— WHAT YOU WILL DO —
Using the data below, repeat all of it precisely.

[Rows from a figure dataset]
============================================================
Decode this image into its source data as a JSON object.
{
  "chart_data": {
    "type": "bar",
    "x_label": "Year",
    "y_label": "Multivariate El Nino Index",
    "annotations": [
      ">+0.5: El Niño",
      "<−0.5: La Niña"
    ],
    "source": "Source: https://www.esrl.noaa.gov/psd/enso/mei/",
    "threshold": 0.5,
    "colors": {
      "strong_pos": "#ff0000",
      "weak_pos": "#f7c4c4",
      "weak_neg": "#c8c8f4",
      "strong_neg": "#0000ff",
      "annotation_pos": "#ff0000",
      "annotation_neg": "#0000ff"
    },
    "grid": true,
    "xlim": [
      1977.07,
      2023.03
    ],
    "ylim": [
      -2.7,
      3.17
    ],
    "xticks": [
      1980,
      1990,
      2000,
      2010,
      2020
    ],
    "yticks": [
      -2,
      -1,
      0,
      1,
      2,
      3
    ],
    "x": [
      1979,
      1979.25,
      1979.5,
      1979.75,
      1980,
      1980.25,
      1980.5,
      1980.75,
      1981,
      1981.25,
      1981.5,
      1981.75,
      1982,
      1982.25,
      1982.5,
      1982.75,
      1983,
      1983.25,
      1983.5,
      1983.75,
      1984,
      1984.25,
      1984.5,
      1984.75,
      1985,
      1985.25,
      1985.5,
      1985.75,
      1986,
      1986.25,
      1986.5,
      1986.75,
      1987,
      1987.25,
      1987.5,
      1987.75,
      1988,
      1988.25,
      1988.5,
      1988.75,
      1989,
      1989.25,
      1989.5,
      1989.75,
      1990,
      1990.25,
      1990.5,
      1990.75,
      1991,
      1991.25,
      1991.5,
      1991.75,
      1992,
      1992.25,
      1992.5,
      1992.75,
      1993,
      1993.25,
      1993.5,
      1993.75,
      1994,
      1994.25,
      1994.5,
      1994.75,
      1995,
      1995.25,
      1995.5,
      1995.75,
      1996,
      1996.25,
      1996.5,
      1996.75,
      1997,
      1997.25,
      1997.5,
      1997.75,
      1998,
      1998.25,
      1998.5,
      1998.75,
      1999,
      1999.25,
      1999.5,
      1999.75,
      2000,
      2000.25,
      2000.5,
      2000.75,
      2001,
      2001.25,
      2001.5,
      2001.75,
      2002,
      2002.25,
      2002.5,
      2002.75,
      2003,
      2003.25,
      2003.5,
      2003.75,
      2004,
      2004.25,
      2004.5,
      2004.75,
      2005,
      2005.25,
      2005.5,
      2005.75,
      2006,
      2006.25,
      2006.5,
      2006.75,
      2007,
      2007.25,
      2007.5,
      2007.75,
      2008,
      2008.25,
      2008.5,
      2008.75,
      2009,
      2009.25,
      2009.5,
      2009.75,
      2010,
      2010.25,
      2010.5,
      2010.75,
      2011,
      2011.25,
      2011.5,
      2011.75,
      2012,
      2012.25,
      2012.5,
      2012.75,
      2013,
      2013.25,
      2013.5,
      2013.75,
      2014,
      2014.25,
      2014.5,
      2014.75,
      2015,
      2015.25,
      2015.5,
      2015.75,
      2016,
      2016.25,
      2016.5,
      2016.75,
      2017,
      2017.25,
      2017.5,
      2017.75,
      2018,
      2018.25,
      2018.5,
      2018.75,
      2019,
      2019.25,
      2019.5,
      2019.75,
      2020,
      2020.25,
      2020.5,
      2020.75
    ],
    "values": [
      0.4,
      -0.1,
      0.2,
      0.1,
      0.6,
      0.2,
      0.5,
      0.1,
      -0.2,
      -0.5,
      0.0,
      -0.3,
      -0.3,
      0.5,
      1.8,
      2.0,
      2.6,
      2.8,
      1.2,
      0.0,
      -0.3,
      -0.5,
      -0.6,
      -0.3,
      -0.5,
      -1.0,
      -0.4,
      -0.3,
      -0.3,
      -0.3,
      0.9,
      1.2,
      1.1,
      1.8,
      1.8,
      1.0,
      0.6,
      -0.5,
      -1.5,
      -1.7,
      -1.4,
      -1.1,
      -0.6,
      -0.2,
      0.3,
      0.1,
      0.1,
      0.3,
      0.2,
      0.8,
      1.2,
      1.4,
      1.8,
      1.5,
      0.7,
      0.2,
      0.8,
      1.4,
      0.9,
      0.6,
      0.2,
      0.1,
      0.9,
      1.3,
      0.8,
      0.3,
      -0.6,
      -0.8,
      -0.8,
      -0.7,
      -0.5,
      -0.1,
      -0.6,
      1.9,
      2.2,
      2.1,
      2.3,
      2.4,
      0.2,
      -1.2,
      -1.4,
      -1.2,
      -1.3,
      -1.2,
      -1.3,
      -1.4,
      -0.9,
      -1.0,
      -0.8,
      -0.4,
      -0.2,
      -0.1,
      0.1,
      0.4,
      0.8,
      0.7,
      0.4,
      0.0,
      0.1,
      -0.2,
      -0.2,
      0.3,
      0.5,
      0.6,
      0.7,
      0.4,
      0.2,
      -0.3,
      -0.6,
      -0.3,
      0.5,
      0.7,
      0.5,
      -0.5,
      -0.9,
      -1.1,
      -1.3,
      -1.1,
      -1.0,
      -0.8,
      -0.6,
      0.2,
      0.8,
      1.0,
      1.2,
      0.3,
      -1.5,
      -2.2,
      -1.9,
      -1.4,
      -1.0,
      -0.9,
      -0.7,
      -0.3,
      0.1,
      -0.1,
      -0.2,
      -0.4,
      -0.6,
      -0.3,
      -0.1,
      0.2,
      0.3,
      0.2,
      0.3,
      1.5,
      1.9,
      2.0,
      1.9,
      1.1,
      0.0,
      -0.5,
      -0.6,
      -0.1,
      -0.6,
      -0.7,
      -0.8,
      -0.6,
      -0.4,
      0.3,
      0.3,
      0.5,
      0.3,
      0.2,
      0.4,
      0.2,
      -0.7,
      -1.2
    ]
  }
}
============================================================
— COMPLETE OUTPUT —
Decode this image into its source data as a JSON object.
{
  "chart_data": {
    "type": "bar",
    "x_label": "Year",
    "y_label": "Multivariate El Nino Index",
    "annotations": [
      ">+0.5: El Niño",
      "<−0.5: La Niña"
    ],
    "source": "Source: https://www.esrl.noaa.gov/psd/enso/mei/",
    "threshold": 0.5,
    "colors": {
      "strong_pos": "#ff0000",
      "weak_pos": "#f7c4c4",
      "weak_neg": "#c8c8f4",
      "strong_neg": "#0000ff",
      "annotation_pos": "#ff0000",
      "annotation_neg": "#0000ff"
    },
    "grid": true,
    "xlim": [
      1977.07,
      2023.03
    ],
    "ylim": [
      -2.7,
      3.17
    ],
    "xticks": [
      1980,
      1990,
      2000,
      2010,
      2020
    ],
    "yticks": [
      -2,
      -1,
      0,
      1,
      2,
      3
    ],
    "x": [
      1979,
      1979.25,
      1979.5,
      1979.75,
      1980,
      1980.25,
      1980.5,
      1980.75,
      1981,
      1981.25,
      1981.5,
      1981.75,
      1982,
      1982.25,
      1982.5,
      1982.75,
      1983,
      1983.25,
      1983.5,
      1983.75,
      1984,
      1984.25,
      1984.5,
      1984.75,
      1985,
      1985.25,
      1985.5,
      1985.75,
      1986,
      1986.25,
      1986.5,
      1986.75,
      1987,
      1987.25,
      1987.5,
      1987.75,
      1988,
      1988.25,
      1988.5,
      1988.75,
      1989,
      1989.25,
      1989.5,
      1989.75,
      1990,
      1990.25,
      1990.5,
      1990.75,
      1991,
      1991.25,
      1991.5,
      1991.75,
      1992,
      1992.25,
      1992.5,
      1992.75,
      1993,
      1993.25,
      1993.5,
      1993.75,
      1994,
      1994.25,
      1994.5,
      1994.75,
      1995,
      1995.25,
      1995.5,
      1995.75,
      1996,
      1996.25,
      1996.5,
      1996.75,
      1997,
      1997.25,
      1997.5,
      1997.75,
      1998,
      1998.25,
      1998.5,
      1998.75,
      1999,
      1999.25,
      1999.5,
      1999.75,
      2000,
      2000.25,
      2000.5,
      2000.75,
      2001,
      2001.25,
      2001.5,
      2001.75,
      2002,
      2002.25,
      2002.5,
      2002.75,
      2003,
      2003.25,
      2003.5,
      2003.75,
      2004,
      2004.25,
      2004.5,
      2004.75,
      2005,
      2005.25,
      2005.5,
      2005.75,
      2006,
      2006.25,
      2006.5,
      2006.75,
      2007,
      2007.25,
      2007.5,
      2007.75,
      2008,
      2008.25,
      2008.5,
      2008.75,
      2009,
      2009.25,
      2009.5,
      2009.75,
      2010,
      2010.25,
      2010.5,
      2010.75,
      2011,
      2011.25,
      2011.5,
      2011.75,
      2012,
      2012.25,
      2012.5,
      2012.75,
      2013,
      2013.25,
      2013.5,
      2013.75,
      2014,
      2014.25,
      2014.5,
      2014.75,
      2015,
      2015.25,
      2015.5,
      2015.75,
      2016,
      2016.25,
      2016.5,
      2016.75,
      2017,
      2017.25,
      2017.5,
      2017.75,
      2018,
      2018.25,
      2018.5,
      2018.75,
      2019,
      2019.25,
      2019.5,
      2019.75,
      2020,
      2020.25,
      2020.5,
      2020.75
    ],
    "values": [
      0.4,
      -0.1,
      0.2,
      0.1,
      0.6,
      0.2,
      0.5,
      0.1,
      -0.2,
      -0.5,
      0.0,
      -0.3,
      -0.3,
      0.5,
      1.8,
      2.0,
      2.6,
      2.8,
      1.2,
      0.0,
      -0.3,
      -0.5,
      -0.6,
      -0.3,
      -0.5,
      -1.0,
      -0.4,
      -0.3,
      -0.3,
      -0.3,
      0.9,
      1.2,
      1.1,
      1.8,
      1.8,
      1.0,
      0.6,
      -0.5,
      -1.5,
      -1.7,
      -1.4,
      -1.1,
      -0.6,
      -0.2,
      0.3,
      0.1,
      0.1,
      0.3,
      0.2,
      0.8,
      1.2,
      1.4,
      1.8,
      1.5,
      0.7,
      0.2,
      0.8,
      1.4,
      0.9,
      0.6,
      0.2,
      0.1,
      0.9,
      1.3,
      0.8,
      0.3,
      -0.6,
      -0.8,
      -0.8,
      -0.7,
      -0.5,
      -0.1,
      -0.6,
      1.9,
      2.2,
      2.1,
      2.3,
      2.4,
      0.2,
      -1.2,
      -1.4,
      -1.2,
      -1.3,
      -1.2,
      -1.3,
      -1.4,
      -0.9,
      -1.0,
      -0.8,
      -0.4,
      -0.2,
      -0.1,
      0.1,
      0.4,
      0.8,
      0.7,
      0.4,
      0.0,
      0.1,
      -0.2,
      -0.2,
      0.3,
      0.5,
      0.6,
      0.7,
      0.4,
      0.2,
      -0.3,
      -0.6,
      -0.3,
      0.5,
      0.7,
      0.5,
      -0.5,
      -0.9,
      -1.1,
      -1.3,
      -1.1,
      -1.0,
      -0.8,
      -0.6,
      0.2,
      0.8,
      1.0,
      1.2,
      0.3,
      -1.5,
      -2.2,
      -1.9,
      -1.4,
      -1.0,
      -0.9,
      -0.7,
      -0.3,
      0.1,
      -0.1,
      -0.2,
      -0.4,
      -0.6,
      -0.3,
      -0.1,
      0.2,
      0.3,
      0.2,
      0.3,
      1.5,
      1.9,
      2.0,
      1.9,
      1.1,
      0.0,
      -0.5,
      -0.6,
      -0.1,
      -0.6,
      -0.7,
      -0.8,
      -0.6,
      -0.4,
      0.3,
      0.3,
      0.5,
      0.3,
      0.2,
      0.4,
      0.2,
      -0.7,
      -1.2
    ]
  }
}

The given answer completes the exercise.